- CHALLENGE -
Reproduce all of the data exactly.

- DATASET ROWS -
◇ ◇ ◇ ◇ ◇ ◇ ◇

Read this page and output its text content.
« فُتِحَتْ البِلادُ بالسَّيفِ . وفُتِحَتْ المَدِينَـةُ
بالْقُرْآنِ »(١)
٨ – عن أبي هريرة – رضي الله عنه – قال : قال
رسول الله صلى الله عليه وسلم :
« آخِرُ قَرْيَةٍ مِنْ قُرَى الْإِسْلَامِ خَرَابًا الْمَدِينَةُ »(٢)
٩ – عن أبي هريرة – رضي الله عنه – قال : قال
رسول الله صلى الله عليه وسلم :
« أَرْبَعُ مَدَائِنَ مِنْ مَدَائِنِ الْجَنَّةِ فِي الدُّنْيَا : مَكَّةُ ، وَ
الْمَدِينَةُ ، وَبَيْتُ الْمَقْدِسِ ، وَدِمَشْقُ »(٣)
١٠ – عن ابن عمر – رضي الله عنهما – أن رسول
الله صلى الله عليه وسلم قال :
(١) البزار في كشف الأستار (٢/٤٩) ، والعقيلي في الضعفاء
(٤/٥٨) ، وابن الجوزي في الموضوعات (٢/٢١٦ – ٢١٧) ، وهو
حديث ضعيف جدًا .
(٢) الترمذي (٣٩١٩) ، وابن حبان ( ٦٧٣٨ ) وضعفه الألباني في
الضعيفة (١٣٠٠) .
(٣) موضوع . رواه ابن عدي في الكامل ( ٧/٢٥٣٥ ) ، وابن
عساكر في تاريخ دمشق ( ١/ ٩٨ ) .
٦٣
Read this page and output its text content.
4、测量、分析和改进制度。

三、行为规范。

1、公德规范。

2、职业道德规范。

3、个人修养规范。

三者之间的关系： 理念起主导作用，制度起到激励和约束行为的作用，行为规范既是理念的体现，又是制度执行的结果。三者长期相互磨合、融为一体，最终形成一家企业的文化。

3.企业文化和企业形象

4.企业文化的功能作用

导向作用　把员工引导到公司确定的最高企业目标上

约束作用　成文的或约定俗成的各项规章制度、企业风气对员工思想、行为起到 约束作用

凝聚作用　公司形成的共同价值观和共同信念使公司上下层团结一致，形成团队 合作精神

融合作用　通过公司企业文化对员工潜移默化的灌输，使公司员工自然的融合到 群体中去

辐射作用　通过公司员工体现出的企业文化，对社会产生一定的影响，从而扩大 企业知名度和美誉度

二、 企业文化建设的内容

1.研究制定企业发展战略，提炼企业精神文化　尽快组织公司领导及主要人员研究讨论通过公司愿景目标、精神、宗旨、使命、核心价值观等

◇ ◇ ◇ ◇ ◇ ◇ ◇

- ANSWER TO THE PROBLEM -
Read this page and output its text content.
« فُتِحَتْ البِلادُ بالسَّيفِ . وفُتِحَتْ المَدِينَـةُ
بالْقُرْآنِ »(١)
٨ – عن أبي هريرة – رضي الله عنه – قال : قال
رسول الله صلى الله عليه وسلم :
« آخِرُ قَرْيَةٍ مِنْ قُرَى الْإِسْلَامِ خَرَابًا الْمَدِينَةُ »(٢)
٩ – عن أبي هريرة – رضي الله عنه – قال : قال
رسول الله صلى الله عليه وسلم :
« أَرْبَعُ مَدَائِنَ مِنْ مَدَائِنِ الْجَنَّةِ فِي الدُّنْيَا : مَكَّةُ ، وَ
الْمَدِينَةُ ، وَبَيْتُ الْمَقْدِسِ ، وَدِمَشْقُ »(٣)
١٠ – عن ابن عمر – رضي الله عنهما – أن رسول
الله صلى الله عليه وسلم قال :
(١) البزار في كشف الأستار (٢/٤٩) ، والعقيلي في الضعفاء
(٤/٥٨) ، وابن الجوزي في الموضوعات (٢/٢١٦ – ٢١٧) ، وهو
حديث ضعيف جدًا .
(٢) الترمذي (٣٩١٩) ، وابن حبان ( ٦٧٣٨ ) وضعفه الألباني في
الضعيفة (١٣٠٠) .
(٣) موضوع . رواه ابن عدي في الكامل ( ٧/٢٥٣٥ ) ، وابن
عساكر في تاريخ دمشق ( ١/ ٩٨ ) .
٦٣
Read this page and output its text content.
4、测量、分析和改进制度。

三、行为规范。

1、公德规范。

2、职业道德规范。

3、个人修养规范。

三者之间的关系： 理念起主导作用，制度起到激励和约束行为的作用，行为规范既是理念的体现，又是制度执行的结果。三者长期相互磨合、融为一体，最终形成一家企业的文化。

3.企业文化和企业形象

4.企业文化的功能作用

导向作用　把员工引导到公司确定的最高企业目标上

约束作用　成文的或约定俗成的各项规章制度、企业风气对员工思想、行为起到 约束作用

凝聚作用　公司形成的共同价值观和共同信念使公司上下层团结一致，形成团队 合作精神

融合作用　通过公司企业文化对员工潜移默化的灌输，使公司员工自然的融合到 群体中去

辐射作用　通过公司员工体现出的企业文化，对社会产生一定的影响，从而扩大 企业知名度和美誉度

二、 企业文化建设的内容

1.研究制定企业发展战略，提炼企业精神文化　尽快组织公司领导及主要人员研究讨论通过公司愿景目标、精神、宗旨、使命、核心价值观等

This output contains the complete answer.